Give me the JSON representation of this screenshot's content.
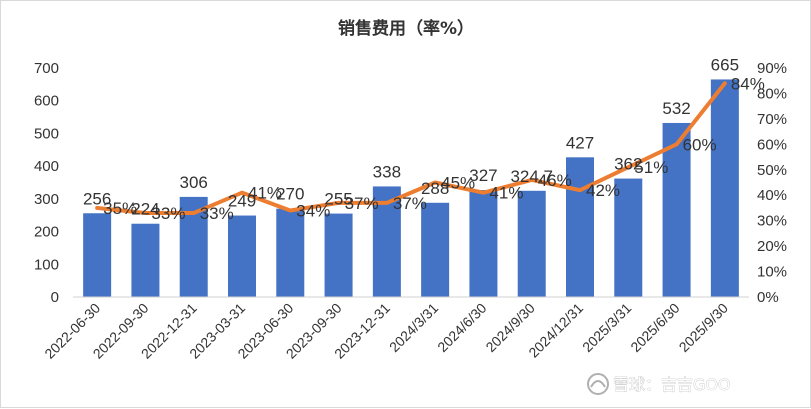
{
  "chart_data": {
    "type": "bar",
    "title": "销售费用（率%）",
    "categories": [
      "2022-06-30",
      "2022-09-30",
      "2022-12-31",
      "2023-03-31",
      "2023-06-30",
      "2023-09-30",
      "2023-12-31",
      "2024/3/31",
      "2024/6/30",
      "2024/9/30",
      "2024/12/31",
      "2025/3/31",
      "2025/6/30",
      "2025/9/30"
    ],
    "bar_value_labels": [
      "256",
      "224",
      "306",
      "249",
      "270",
      "255",
      "338",
      "288",
      "327",
      "324.7",
      "427",
      "362",
      "532",
      "665"
    ],
    "line_value_labels": [
      "35%",
      "33%",
      "33%",
      "41%",
      "34%",
      "37%",
      "37%",
      "45%",
      "41%",
      "46%",
      "42%",
      "51%",
      "60%",
      "84%"
    ],
    "series": [
      {
        "type": "bar",
        "axis": "left",
        "color": "#4472C4",
        "values": [
          256,
          224,
          306,
          249,
          270,
          255,
          338,
          288,
          327,
          324.7,
          427,
          362,
          532,
          665
        ]
      },
      {
        "type": "line",
        "axis": "right",
        "color": "#ED7D31",
        "values": [
          35,
          33,
          33,
          41,
          34,
          37,
          37,
          45,
          41,
          46,
          42,
          51,
          60,
          84
        ]
      }
    ],
    "y_left": {
      "range": [
        0,
        700
      ],
      "ticks": [
        "0",
        "100",
        "200",
        "300",
        "400",
        "500",
        "600",
        "700"
      ]
    },
    "y_right": {
      "range": [
        0,
        90
      ],
      "ticks": [
        "0%",
        "10%",
        "20%",
        "30%",
        "40%",
        "50%",
        "60%",
        "70%",
        "80%",
        "90%"
      ]
    },
    "grid": false,
    "legend": "none"
  },
  "watermark": {
    "text": "雪球：吉吉GOO",
    "icon": "snowball-logo-icon"
  }
}
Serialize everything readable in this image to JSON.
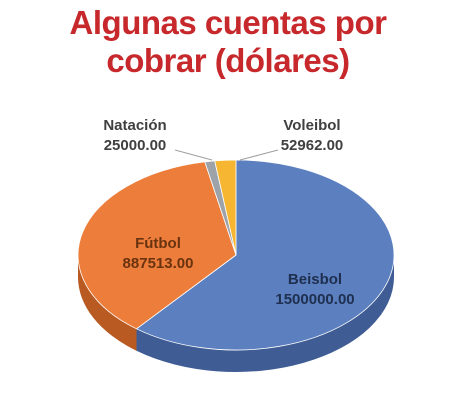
{
  "chart_data": {
    "type": "pie",
    "title_line1": "Algunas cuentas por",
    "title_line2": "cobrar (dólares)",
    "three_d": true,
    "slices": [
      {
        "name": "Beisbol",
        "value": 1500000.0,
        "value_label": "1500000.00",
        "color": "#5b7fbf",
        "side_color": "#3f5d94"
      },
      {
        "name": "Fútbol",
        "value": 887513.0,
        "value_label": "887513.00",
        "color": "#ed7d3a",
        "side_color": "#b85a22"
      },
      {
        "name": "Natación",
        "value": 25000.0,
        "value_label": "25000.00",
        "color": "#9ea3aa",
        "side_color": "#6f747a"
      },
      {
        "name": "Voleibol",
        "value": 52962.0,
        "value_label": "52962.00",
        "color": "#f6b632",
        "side_color": "#c48b17"
      }
    ],
    "label_colors": {
      "Beisbol": "#1f2f4f",
      "Fútbol": "#6a3310",
      "Natación": "#404040",
      "Voleibol": "#404040"
    }
  }
}
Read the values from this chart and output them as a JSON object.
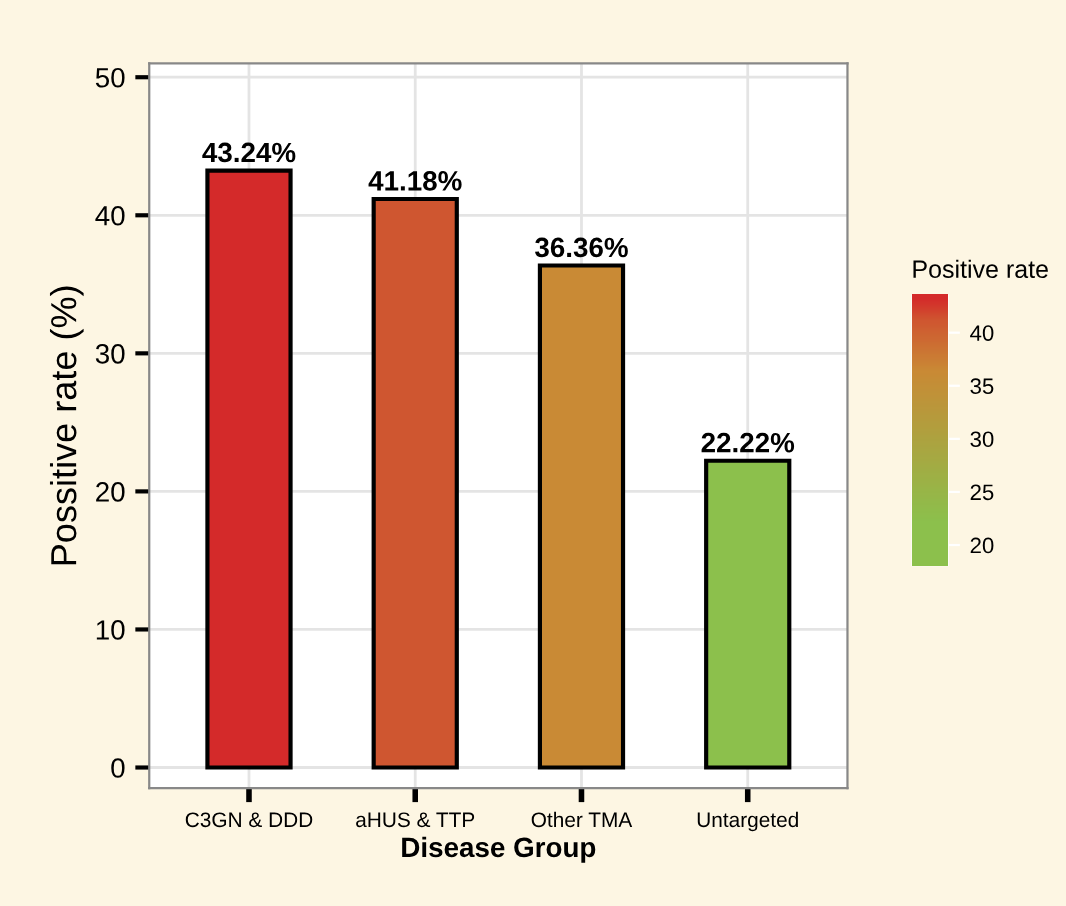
{
  "chart_data": {
    "type": "bar",
    "xlabel": "Disease Group",
    "ylabel": "Possitive rate (%)",
    "clabel": "Positive rate",
    "categories": [
      "C3GN & DDD",
      "aHUS & TTP",
      "Other TMA",
      "Untargeted"
    ],
    "values": [
      43.24,
      41.18,
      36.36,
      22.22
    ],
    "value_labels": [
      "43.24%",
      "41.18%",
      "36.36%",
      "22.22%"
    ],
    "colors": [
      "#d42a2a",
      "#cf5630",
      "#c98a35",
      "#8cc04c"
    ],
    "ylim": [
      -1.5,
      51
    ],
    "yticks": [
      0,
      10,
      20,
      30,
      40,
      50
    ],
    "clim": [
      18,
      43.6
    ],
    "cticks": [
      20,
      25,
      30,
      35,
      40
    ],
    "grid": true
  }
}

■ TASK TO CARRY OUT ■
Pictures stay out of the copy; please restate every record above exactly.

■ THE SOLUTION ■
Give me the JSON representation of this screenshot's content.
{
  "chart_data": {
    "type": "bar",
    "title": "销售费用（率%）",
    "categories": [
      "2022-06-30",
      "2022-09-30",
      "2022-12-31",
      "2023-03-31",
      "2023-06-30",
      "2023-09-30",
      "2023-12-31",
      "2024/3/31",
      "2024/6/30",
      "2024/9/30",
      "2024/12/31",
      "2025/3/31",
      "2025/6/30",
      "2025/9/30"
    ],
    "bar_value_labels": [
      "256",
      "224",
      "306",
      "249",
      "270",
      "255",
      "338",
      "288",
      "327",
      "324.7",
      "427",
      "362",
      "532",
      "665"
    ],
    "line_value_labels": [
      "35%",
      "33%",
      "33%",
      "41%",
      "34%",
      "37%",
      "37%",
      "45%",
      "41%",
      "46%",
      "42%",
      "51%",
      "60%",
      "84%"
    ],
    "series": [
      {
        "type": "bar",
        "axis": "left",
        "color": "#4472C4",
        "values": [
          256,
          224,
          306,
          249,
          270,
          255,
          338,
          288,
          327,
          324.7,
          427,
          362,
          532,
          665
        ]
      },
      {
        "type": "line",
        "axis": "right",
        "color": "#ED7D31",
        "values": [
          35,
          33,
          33,
          41,
          34,
          37,
          37,
          45,
          41,
          46,
          42,
          51,
          60,
          84
        ]
      }
    ],
    "y_left": {
      "range": [
        0,
        700
      ],
      "ticks": [
        "0",
        "100",
        "200",
        "300",
        "400",
        "500",
        "600",
        "700"
      ]
    },
    "y_right": {
      "range": [
        0,
        90
      ],
      "ticks": [
        "0%",
        "10%",
        "20%",
        "30%",
        "40%",
        "50%",
        "60%",
        "70%",
        "80%",
        "90%"
      ]
    },
    "grid": false,
    "legend": "none"
  },
  "watermark": {
    "text": "雪球：吉吉GOO",
    "icon": "snowball-logo-icon"
  }
}
Serialize everything readable in this image to JSON.
{
  "chart_data": {
    "type": "pie",
    "title_line1": "Algunas cuentas por",
    "title_line2": "cobrar (dólares)",
    "three_d": true,
    "slices": [
      {
        "name": "Beisbol",
        "value": 1500000.0,
        "value_label": "1500000.00",
        "color": "#5b7fbf",
        "side_color": "#3f5d94"
      },
      {
        "name": "Fútbol",
        "value": 887513.0,
        "value_label": "887513.00",
        "color": "#ed7d3a",
        "side_color": "#b85a22"
      },
      {
        "name": "Natación",
        "value": 25000.0,
        "value_label": "25000.00",
        "color": "#9ea3aa",
        "side_color": "#6f747a"
      },
      {
        "name": "Voleibol",
        "value": 52962.0,
        "value_label": "52962.00",
        "color": "#f6b632",
        "side_color": "#c48b17"
      }
    ],
    "label_colors": {
      "Beisbol": "#1f2f4f",
      "Fútbol": "#6a3310",
      "Natación": "#404040",
      "Voleibol": "#404040"
    }
  }
}
Read the values from this chart and output them as a JSON object.
{
  "chart_data": {
    "type": "bar",
    "xlabel": "Disease Group",
    "ylabel": "Possitive rate (%)",
    "clabel": "Positive rate",
    "categories": [
      "C3GN & DDD",
      "aHUS & TTP",
      "Other TMA",
      "Untargeted"
    ],
    "values": [
      43.24,
      41.18,
      36.36,
      22.22
    ],
    "value_labels": [
      "43.24%",
      "41.18%",
      "36.36%",
      "22.22%"
    ],
    "colors": [
      "#d42a2a",
      "#cf5630",
      "#c98a35",
      "#8cc04c"
    ],
    "ylim": [
      -1.5,
      51
    ],
    "yticks": [
      0,
      10,
      20,
      30,
      40,
      50
    ],
    "clim": [
      18,
      43.6
    ],
    "cticks": [
      20,
      25,
      30,
      35,
      40
    ],
    "grid": true
  }
}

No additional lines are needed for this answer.